--- Start ITEMS ---

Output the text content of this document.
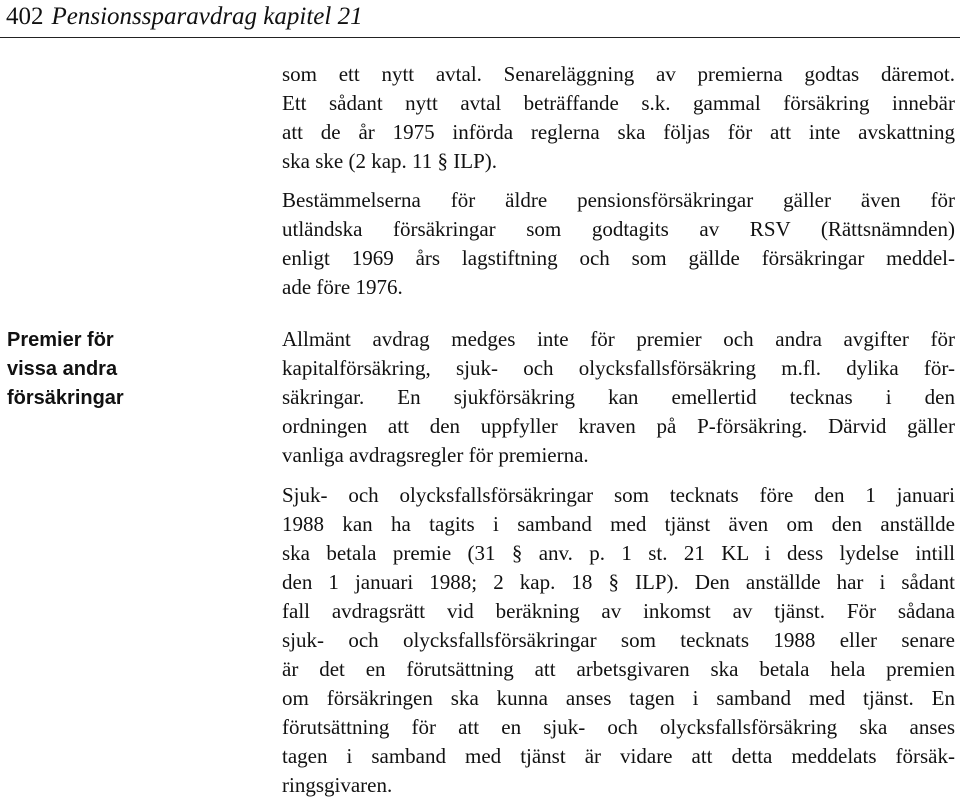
402 Pensionssparavdrag kapitel 21
Premier för
vissa andra
försäkringar
som ett nytt avtal. Senareläggning av premierna godtas däremot.
Ett sådant nytt avtal beträffande s.k. gammal försäkring innebär
att de år 1975 införda reglerna ska följas för att inte avskattning
ska ske (2 kap. 11 § ILP).
Bestämmelserna för äldre pensionsförsäkringar gäller även för
utländska försäkringar som godtagits av RSV (Rättsnämnden)
enligt 1969 års lagstiftning och som gällde försäkringar meddel-
ade före 1976.
Allmänt avdrag medges inte för premier och andra avgifter för
kapitalförsäkring, sjuk- och olycksfallsförsäkring m.fl. dylika för-
säkringar. En sjukförsäkring kan emellertid tecknas i den
ordningen att den uppfyller kraven på P-försäkring. Därvid gäller
vanliga avdragsregler för premierna.
Sjuk- och olycksfallsförsäkringar som tecknats före den 1 januari
1988 kan ha tagits i samband med tjänst även om den anställde
ska betala premie (31 § anv. p. 1 st. 21 KL i dess lydelse intill
den 1 januari 1988; 2 kap. 18 § ILP). Den anställde har i sådant
fall avdragsrätt vid beräkning av inkomst av tjänst. För sådana
sjuk- och olycksfallsförsäkringar som tecknats 1988 eller senare
är det en förutsättning att arbetsgivaren ska betala hela premien
om försäkringen ska kunna anses tagen i samband med tjänst. En
förutsättning för att en sjuk- och olycksfallsförsäkring ska anses
tagen i samband med tjänst är vidare att detta meddelats försäk-
ringsgivaren.
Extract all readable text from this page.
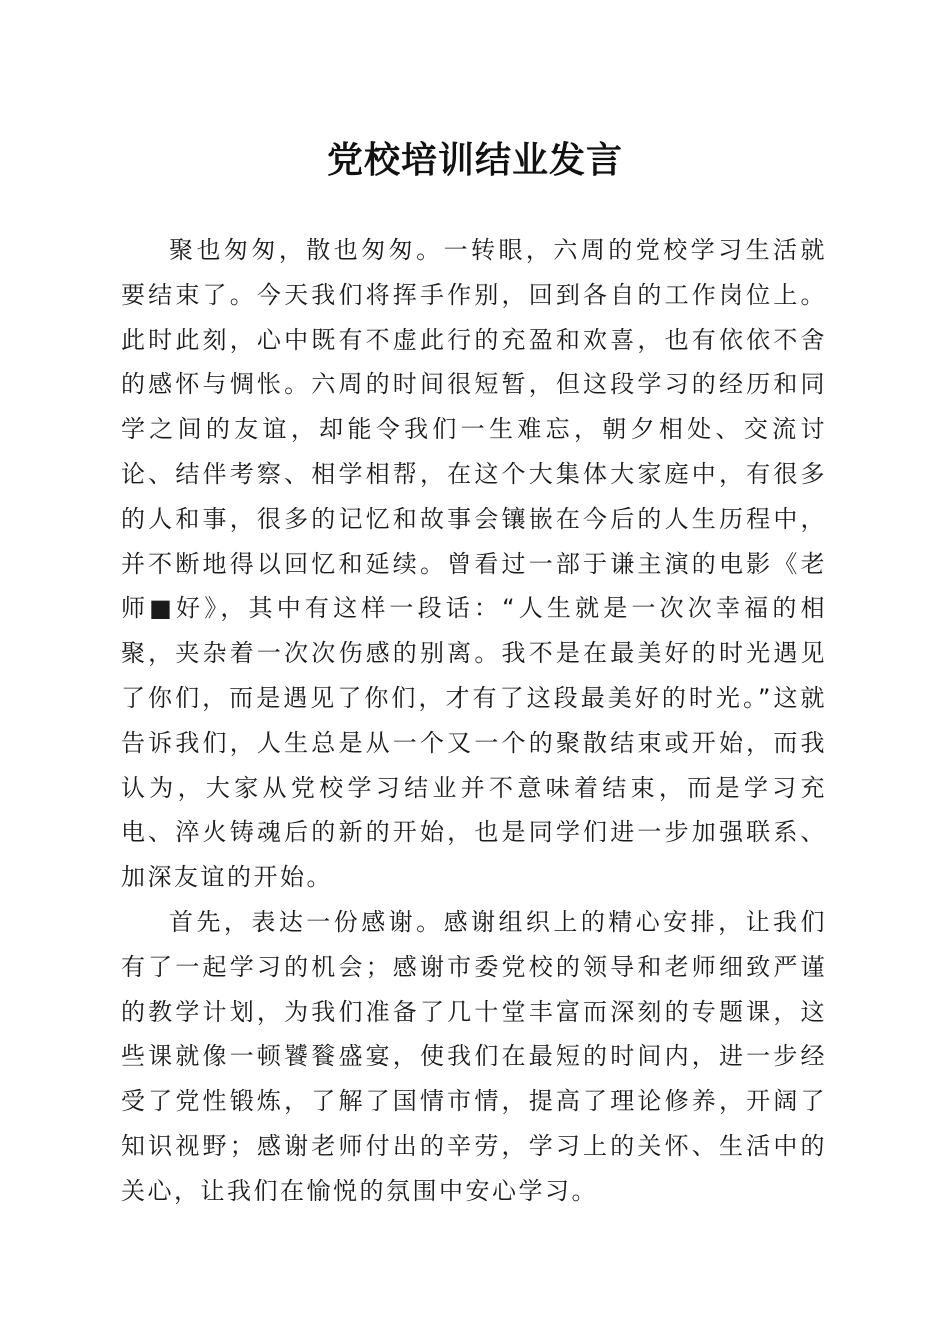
党校培训结业发言

聚也匆匆，散也匆匆。一转眼，六周的党校学习生活就要结束了。今天我们将挥手作别，回到各自的工作岗位上。此时此刻，心中既有不虚此行的充盈和欢喜，也有依依不舍的感怀与惆怅。六周的时间很短暂，但这段学习的经历和同学之间的友谊，却能令我们一生难忘，朝夕相处、交流讨论、结伴考察、相学相帮，在这个大集体大家庭中，有很多的人和事，很多的记忆和故事会镶嵌在今后的人生历程中，并不断地得以回忆和延续。曾看过一部于谦主演的电影《老师■好》，其中有这样一段话：“人生就是一次次幸福的相聚，夹杂着一次次伤感的别离。我不是在最美好的时光遇见了你们，而是遇见了你们，才有了这段最美好的时光。”这就告诉我们，人生总是从一个又一个的聚散结束或开始，而我认为，大家从党校学习结业并不意味着结束，而是学习充电、淬火铸魂后的新的开始，也是同学们进一步加强联系、加深友谊的开始。

首先，表达一份感谢。感谢组织上的精心安排，让我们有了一起学习的机会；感谢市委党校的领导和老师细致严谨的教学计划，为我们准备了几十堂丰富而深刻的专题课，这些课就像一顿饕餮盛宴，使我们在最短的时间内，进一步经受了党性锻炼，了解了国情市情，提高了理论修养，开阔了知识视野；感谢老师付出的辛劳，学习上的关怀、生活中的关心，让我们在愉悦的氛围中安心学习。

--- End ITEMS ---

### EXERCISE BRIEF
From the material given, work out how many lines hold the string "inte"; state that number and nothing further.

### TASK OUTPUT
2